What this task involves: All material below is to be reproduced exactly.
--- start of Data in this exercise ---
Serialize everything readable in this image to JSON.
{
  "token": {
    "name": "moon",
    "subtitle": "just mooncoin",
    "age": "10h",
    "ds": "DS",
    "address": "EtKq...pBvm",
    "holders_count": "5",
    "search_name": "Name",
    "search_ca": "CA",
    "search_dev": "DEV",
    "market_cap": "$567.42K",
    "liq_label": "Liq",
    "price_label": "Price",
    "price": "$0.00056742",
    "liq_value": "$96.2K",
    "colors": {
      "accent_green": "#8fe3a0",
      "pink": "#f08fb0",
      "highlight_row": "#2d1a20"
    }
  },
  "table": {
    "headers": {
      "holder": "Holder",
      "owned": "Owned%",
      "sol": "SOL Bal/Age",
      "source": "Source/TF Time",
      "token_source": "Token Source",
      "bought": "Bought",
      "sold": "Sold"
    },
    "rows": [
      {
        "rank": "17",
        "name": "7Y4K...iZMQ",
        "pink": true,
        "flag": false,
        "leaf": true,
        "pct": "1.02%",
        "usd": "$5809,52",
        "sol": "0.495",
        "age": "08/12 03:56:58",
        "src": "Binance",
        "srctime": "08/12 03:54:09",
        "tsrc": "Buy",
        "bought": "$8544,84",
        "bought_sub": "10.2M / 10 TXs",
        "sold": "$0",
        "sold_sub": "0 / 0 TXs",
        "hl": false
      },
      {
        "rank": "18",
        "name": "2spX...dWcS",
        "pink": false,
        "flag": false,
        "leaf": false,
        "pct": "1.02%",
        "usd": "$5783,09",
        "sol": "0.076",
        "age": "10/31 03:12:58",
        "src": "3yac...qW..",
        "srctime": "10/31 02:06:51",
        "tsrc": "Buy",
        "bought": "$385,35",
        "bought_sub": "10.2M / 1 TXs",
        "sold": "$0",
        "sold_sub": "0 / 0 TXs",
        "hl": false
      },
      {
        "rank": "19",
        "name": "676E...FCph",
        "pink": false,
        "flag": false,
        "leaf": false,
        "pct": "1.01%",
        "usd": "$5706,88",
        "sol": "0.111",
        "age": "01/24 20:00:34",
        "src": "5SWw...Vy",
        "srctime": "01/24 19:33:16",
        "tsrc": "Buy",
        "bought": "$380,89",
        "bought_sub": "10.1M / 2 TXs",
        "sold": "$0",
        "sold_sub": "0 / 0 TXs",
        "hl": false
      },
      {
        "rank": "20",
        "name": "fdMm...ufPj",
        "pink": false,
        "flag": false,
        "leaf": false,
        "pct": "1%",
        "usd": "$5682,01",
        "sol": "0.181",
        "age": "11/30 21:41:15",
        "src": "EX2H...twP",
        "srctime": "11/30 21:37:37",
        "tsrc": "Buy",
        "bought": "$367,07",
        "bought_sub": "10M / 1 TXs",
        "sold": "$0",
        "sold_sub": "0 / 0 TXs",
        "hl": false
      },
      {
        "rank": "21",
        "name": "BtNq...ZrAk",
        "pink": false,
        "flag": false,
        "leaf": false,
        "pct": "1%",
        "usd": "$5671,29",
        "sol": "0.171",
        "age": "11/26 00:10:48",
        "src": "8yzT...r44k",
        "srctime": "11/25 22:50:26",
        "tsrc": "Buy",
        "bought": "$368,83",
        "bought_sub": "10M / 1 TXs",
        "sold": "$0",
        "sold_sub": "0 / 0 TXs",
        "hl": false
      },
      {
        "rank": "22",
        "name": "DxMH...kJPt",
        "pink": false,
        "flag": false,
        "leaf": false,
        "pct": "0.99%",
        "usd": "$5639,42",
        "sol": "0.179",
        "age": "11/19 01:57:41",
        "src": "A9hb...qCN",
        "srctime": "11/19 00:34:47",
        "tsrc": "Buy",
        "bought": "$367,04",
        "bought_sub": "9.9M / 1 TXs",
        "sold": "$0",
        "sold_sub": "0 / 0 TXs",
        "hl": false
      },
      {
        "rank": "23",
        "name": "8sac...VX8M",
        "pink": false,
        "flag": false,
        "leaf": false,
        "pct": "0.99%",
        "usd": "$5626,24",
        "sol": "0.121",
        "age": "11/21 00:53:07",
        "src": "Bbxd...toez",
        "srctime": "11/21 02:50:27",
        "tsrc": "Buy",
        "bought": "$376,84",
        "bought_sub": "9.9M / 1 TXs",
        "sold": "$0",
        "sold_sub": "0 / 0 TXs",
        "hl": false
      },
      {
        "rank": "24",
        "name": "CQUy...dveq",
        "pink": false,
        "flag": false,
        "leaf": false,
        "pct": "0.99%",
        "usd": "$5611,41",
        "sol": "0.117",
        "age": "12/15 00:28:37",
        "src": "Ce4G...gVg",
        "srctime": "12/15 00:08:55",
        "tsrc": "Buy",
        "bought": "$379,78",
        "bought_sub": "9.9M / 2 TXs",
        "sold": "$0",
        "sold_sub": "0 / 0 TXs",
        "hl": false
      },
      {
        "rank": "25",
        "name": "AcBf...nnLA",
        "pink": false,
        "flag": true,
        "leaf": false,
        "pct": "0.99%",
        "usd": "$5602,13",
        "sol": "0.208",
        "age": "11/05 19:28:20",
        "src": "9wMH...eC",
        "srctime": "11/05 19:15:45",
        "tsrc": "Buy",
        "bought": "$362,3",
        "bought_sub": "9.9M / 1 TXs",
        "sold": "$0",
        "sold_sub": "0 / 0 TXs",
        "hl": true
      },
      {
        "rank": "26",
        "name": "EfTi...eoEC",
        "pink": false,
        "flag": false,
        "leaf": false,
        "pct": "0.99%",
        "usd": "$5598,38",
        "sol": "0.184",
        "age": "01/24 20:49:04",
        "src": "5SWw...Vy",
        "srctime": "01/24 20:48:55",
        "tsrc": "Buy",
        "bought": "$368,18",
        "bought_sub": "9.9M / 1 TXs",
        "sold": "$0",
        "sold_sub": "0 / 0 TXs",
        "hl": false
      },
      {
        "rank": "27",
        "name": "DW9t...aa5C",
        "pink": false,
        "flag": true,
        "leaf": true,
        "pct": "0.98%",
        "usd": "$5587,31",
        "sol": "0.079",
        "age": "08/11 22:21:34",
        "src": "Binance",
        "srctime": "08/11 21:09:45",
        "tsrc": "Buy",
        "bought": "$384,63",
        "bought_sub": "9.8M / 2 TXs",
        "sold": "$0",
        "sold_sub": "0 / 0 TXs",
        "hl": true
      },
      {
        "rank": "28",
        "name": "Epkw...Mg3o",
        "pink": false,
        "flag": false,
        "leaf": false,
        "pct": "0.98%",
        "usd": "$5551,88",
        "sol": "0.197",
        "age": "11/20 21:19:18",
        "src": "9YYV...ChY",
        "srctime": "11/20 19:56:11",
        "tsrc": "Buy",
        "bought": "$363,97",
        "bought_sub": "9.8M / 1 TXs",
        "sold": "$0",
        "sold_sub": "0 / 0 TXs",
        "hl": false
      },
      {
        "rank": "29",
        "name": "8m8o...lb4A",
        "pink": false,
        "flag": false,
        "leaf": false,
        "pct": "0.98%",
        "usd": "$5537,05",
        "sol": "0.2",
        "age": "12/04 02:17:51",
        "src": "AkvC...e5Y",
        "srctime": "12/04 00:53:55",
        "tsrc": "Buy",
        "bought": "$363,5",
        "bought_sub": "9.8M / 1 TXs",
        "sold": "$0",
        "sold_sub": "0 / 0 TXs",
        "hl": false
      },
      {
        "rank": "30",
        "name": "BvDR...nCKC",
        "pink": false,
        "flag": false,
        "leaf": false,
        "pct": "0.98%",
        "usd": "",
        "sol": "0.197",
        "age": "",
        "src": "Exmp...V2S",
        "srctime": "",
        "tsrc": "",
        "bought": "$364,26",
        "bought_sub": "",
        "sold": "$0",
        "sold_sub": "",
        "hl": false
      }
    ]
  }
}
--- end of Data in this exercise ---
Expected answer:
Serialize everything readable in this image to JSON.
{
  "token": {
    "name": "moon",
    "subtitle": "just mooncoin",
    "age": "10h",
    "ds": "DS",
    "address": "EtKq...pBvm",
    "holders_count": "5",
    "search_name": "Name",
    "search_ca": "CA",
    "search_dev": "DEV",
    "market_cap": "$567.42K",
    "liq_label": "Liq",
    "price_label": "Price",
    "price": "$0.00056742",
    "liq_value": "$96.2K",
    "colors": {
      "accent_green": "#8fe3a0",
      "pink": "#f08fb0",
      "highlight_row": "#2d1a20"
    }
  },
  "table": {
    "headers": {
      "holder": "Holder",
      "owned": "Owned%",
      "sol": "SOL Bal/Age",
      "source": "Source/TF Time",
      "token_source": "Token Source",
      "bought": "Bought",
      "sold": "Sold"
    },
    "rows": [
      {
        "rank": "17",
        "name": "7Y4K...iZMQ",
        "pink": true,
        "flag": false,
        "leaf": true,
        "pct": "1.02%",
        "usd": "$5809,52",
        "sol": "0.495",
        "age": "08/12 03:56:58",
        "src": "Binance",
        "srctime": "08/12 03:54:09",
        "tsrc": "Buy",
        "bought": "$8544,84",
        "bought_sub": "10.2M / 10 TXs",
        "sold": "$0",
        "sold_sub": "0 / 0 TXs",
        "hl": false
      },
      {
        "rank": "18",
        "name": "2spX...dWcS",
        "pink": false,
        "flag": false,
        "leaf": false,
        "pct": "1.02%",
        "usd": "$5783,09",
        "sol": "0.076",
        "age": "10/31 03:12:58",
        "src": "3yac...qW..",
        "srctime": "10/31 02:06:51",
        "tsrc": "Buy",
        "bought": "$385,35",
        "bought_sub": "10.2M / 1 TXs",
        "sold": "$0",
        "sold_sub": "0 / 0 TXs",
        "hl": false
      },
      {
        "rank": "19",
        "name": "676E...FCph",
        "pink": false,
        "flag": false,
        "leaf": false,
        "pct": "1.01%",
        "usd": "$5706,88",
        "sol": "0.111",
        "age": "01/24 20:00:34",
        "src": "5SWw...Vy",
        "srctime": "01/24 19:33:16",
        "tsrc": "Buy",
        "bought": "$380,89",
        "bought_sub": "10.1M / 2 TXs",
        "sold": "$0",
        "sold_sub": "0 / 0 TXs",
        "hl": false
      },
      {
        "rank": "20",
        "name": "fdMm...ufPj",
        "pink": false,
        "flag": false,
        "leaf": false,
        "pct": "1%",
        "usd": "$5682,01",
        "sol": "0.181",
        "age": "11/30 21:41:15",
        "src": "EX2H...twP",
        "srctime": "11/30 21:37:37",
        "tsrc": "Buy",
        "bought": "$367,07",
        "bought_sub": "10M / 1 TXs",
        "sold": "$0",
        "sold_sub": "0 / 0 TXs",
        "hl": false
      },
      {
        "rank": "21",
        "name": "BtNq...ZrAk",
        "pink": false,
        "flag": false,
        "leaf": false,
        "pct": "1%",
        "usd": "$5671,29",
        "sol": "0.171",
        "age": "11/26 00:10:48",
        "src": "8yzT...r44k",
        "srctime": "11/25 22:50:26",
        "tsrc": "Buy",
        "bought": "$368,83",
        "bought_sub": "10M / 1 TXs",
        "sold": "$0",
        "sold_sub": "0 / 0 TXs",
        "hl": false
      },
      {
        "rank": "22",
        "name": "DxMH...kJPt",
        "pink": false,
        "flag": false,
        "leaf": false,
        "pct": "0.99%",
        "usd": "$5639,42",
        "sol": "0.179",
        "age": "11/19 01:57:41",
        "src": "A9hb...qCN",
        "srctime": "11/19 00:34:47",
        "tsrc": "Buy",
        "bought": "$367,04",
        "bought_sub": "9.9M / 1 TXs",
        "sold": "$0",
        "sold_sub": "0 / 0 TXs",
        "hl": false
      },
      {
        "rank": "23",
        "name": "8sac...VX8M",
        "pink": false,
        "flag": false,
        "leaf": false,
        "pct": "0.99%",
        "usd": "$5626,24",
        "sol": "0.121",
        "age": "11/21 00:53:07",
        "src": "Bbxd...toez",
        "srctime": "11/21 02:50:27",
        "tsrc": "Buy",
        "bought": "$376,84",
        "bought_sub": "9.9M / 1 TXs",
        "sold": "$0",
        "sold_sub": "0 / 0 TXs",
        "hl": false
      },
      {
        "rank": "24",
        "name": "CQUy...dveq",
        "pink": false,
        "flag": false,
        "leaf": false,
        "pct": "0.99%",
        "usd": "$5611,41",
        "sol": "0.117",
        "age": "12/15 00:28:37",
        "src": "Ce4G...gVg",
        "srctime": "12/15 00:08:55",
        "tsrc": "Buy",
        "bought": "$379,78",
        "bought_sub": "9.9M / 2 TXs",
        "sold": "$0",
        "sold_sub": "0 / 0 TXs",
        "hl": false
      },
      {
        "rank": "25",
        "name": "AcBf...nnLA",
        "pink": false,
        "flag": true,
        "leaf": false,
        "pct": "0.99%",
        "usd": "$5602,13",
        "sol": "0.208",
        "age": "11/05 19:28:20",
        "src": "9wMH...eC",
        "srctime": "11/05 19:15:45",
        "tsrc": "Buy",
        "bought": "$362,3",
        "bought_sub": "9.9M / 1 TXs",
        "sold": "$0",
        "sold_sub": "0 / 0 TXs",
        "hl": true
      },
      {
        "rank": "26",
        "name": "EfTi...eoEC",
        "pink": false,
        "flag": false,
        "leaf": false,
        "pct": "0.99%",
        "usd": "$5598,38",
        "sol": "0.184",
        "age": "01/24 20:49:04",
        "src": "5SWw...Vy",
        "srctime": "01/24 20:48:55",
        "tsrc": "Buy",
        "bought": "$368,18",
        "bought_sub": "9.9M / 1 TXs",
        "sold": "$0",
        "sold_sub": "0 / 0 TXs",
        "hl": false
      },
      {
        "rank": "27",
        "name": "DW9t...aa5C",
        "pink": false,
        "flag": true,
        "leaf": true,
        "pct": "0.98%",
        "usd": "$5587,31",
        "sol": "0.079",
        "age": "08/11 22:21:34",
        "src": "Binance",
        "srctime": "08/11 21:09:45",
        "tsrc": "Buy",
        "bought": "$384,63",
        "bought_sub": "9.8M / 2 TXs",
        "sold": "$0",
        "sold_sub": "0 / 0 TXs",
        "hl": true
      },
      {
        "rank": "28",
        "name": "Epkw...Mg3o",
        "pink": false,
        "flag": false,
        "leaf": false,
        "pct": "0.98%",
        "usd": "$5551,88",
        "sol": "0.197",
        "age": "11/20 21:19:18",
        "src": "9YYV...ChY",
        "srctime": "11/20 19:56:11",
        "tsrc": "Buy",
        "bought": "$363,97",
        "bought_sub": "9.8M / 1 TXs",
        "sold": "$0",
        "sold_sub": "0 / 0 TXs",
        "hl": false
      },
      {
        "rank": "29",
        "name": "8m8o...lb4A",
        "pink": false,
        "flag": false,
        "leaf": false,
        "pct": "0.98%",
        "usd": "$5537,05",
        "sol": "0.2",
        "age": "12/04 02:17:51",
        "src": "AkvC...e5Y",
        "srctime": "12/04 00:53:55",
        "tsrc": "Buy",
        "bought": "$363,5",
        "bought_sub": "9.8M / 1 TXs",
        "sold": "$0",
        "sold_sub": "0 / 0 TXs",
        "hl": false
      },
      {
        "rank": "30",
        "name": "BvDR...nCKC",
        "pink": false,
        "flag": false,
        "leaf": false,
        "pct": "0.98%",
        "usd": "",
        "sol": "0.197",
        "age": "",
        "src": "Exmp...V2S",
        "srctime": "",
        "tsrc": "",
        "bought": "$364,26",
        "bought_sub": "",
        "sold": "$0",
        "sold_sub": "",
        "hl": false
      }
    ]
  }
}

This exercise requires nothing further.